— start of Information shown —
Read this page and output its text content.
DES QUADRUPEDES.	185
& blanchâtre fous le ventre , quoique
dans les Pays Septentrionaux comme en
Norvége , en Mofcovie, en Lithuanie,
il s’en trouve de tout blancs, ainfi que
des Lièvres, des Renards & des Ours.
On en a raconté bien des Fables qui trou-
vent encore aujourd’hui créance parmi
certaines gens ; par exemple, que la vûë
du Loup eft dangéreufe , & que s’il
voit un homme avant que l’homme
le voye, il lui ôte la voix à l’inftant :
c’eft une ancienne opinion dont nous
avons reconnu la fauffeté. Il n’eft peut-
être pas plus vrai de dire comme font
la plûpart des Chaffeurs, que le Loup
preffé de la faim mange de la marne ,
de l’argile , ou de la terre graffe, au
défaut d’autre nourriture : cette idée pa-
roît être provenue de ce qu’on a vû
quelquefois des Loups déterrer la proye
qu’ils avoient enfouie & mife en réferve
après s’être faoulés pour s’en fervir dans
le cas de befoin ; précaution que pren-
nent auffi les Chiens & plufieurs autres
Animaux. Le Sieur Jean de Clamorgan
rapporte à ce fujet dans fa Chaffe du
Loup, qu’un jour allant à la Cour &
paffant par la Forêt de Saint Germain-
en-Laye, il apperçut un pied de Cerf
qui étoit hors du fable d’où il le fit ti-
— end of Information shown —
Please output the complete data exactly.

▸ Solution below
Read this page and output its text content.
DES QUADRUPEDES.	185
& blanchâtre fous le ventre , quoique
dans les Pays Septentrionaux comme en
Norvége , en Mofcovie, en Lithuanie,
il s’en trouve de tout blancs, ainfi que
des Lièvres, des Renards & des Ours.
On en a raconté bien des Fables qui trou-
vent encore aujourd’hui créance parmi
certaines gens ; par exemple, que la vûë
du Loup eft dangéreufe , & que s’il
voit un homme avant que l’homme
le voye, il lui ôte la voix à l’inftant :
c’eft une ancienne opinion dont nous
avons reconnu la fauffeté. Il n’eft peut-
être pas plus vrai de dire comme font
la plûpart des Chaffeurs, que le Loup
preffé de la faim mange de la marne ,
de l’argile , ou de la terre graffe, au
défaut d’autre nourriture : cette idée pa-
roît être provenue de ce qu’on a vû
quelquefois des Loups déterrer la proye
qu’ils avoient enfouie & mife en réferve
après s’être faoulés pour s’en fervir dans
le cas de befoin ; précaution que pren-
nent auffi les Chiens & plufieurs autres
Animaux. Le Sieur Jean de Clamorgan
rapporte à ce fujet dans fa Chaffe du
Loup, qu’un jour allant à la Cour &
paffant par la Forêt de Saint Germain-
en-Laye, il apperçut un pied de Cerf
qui étoit hors du fable d’où il le fit ti-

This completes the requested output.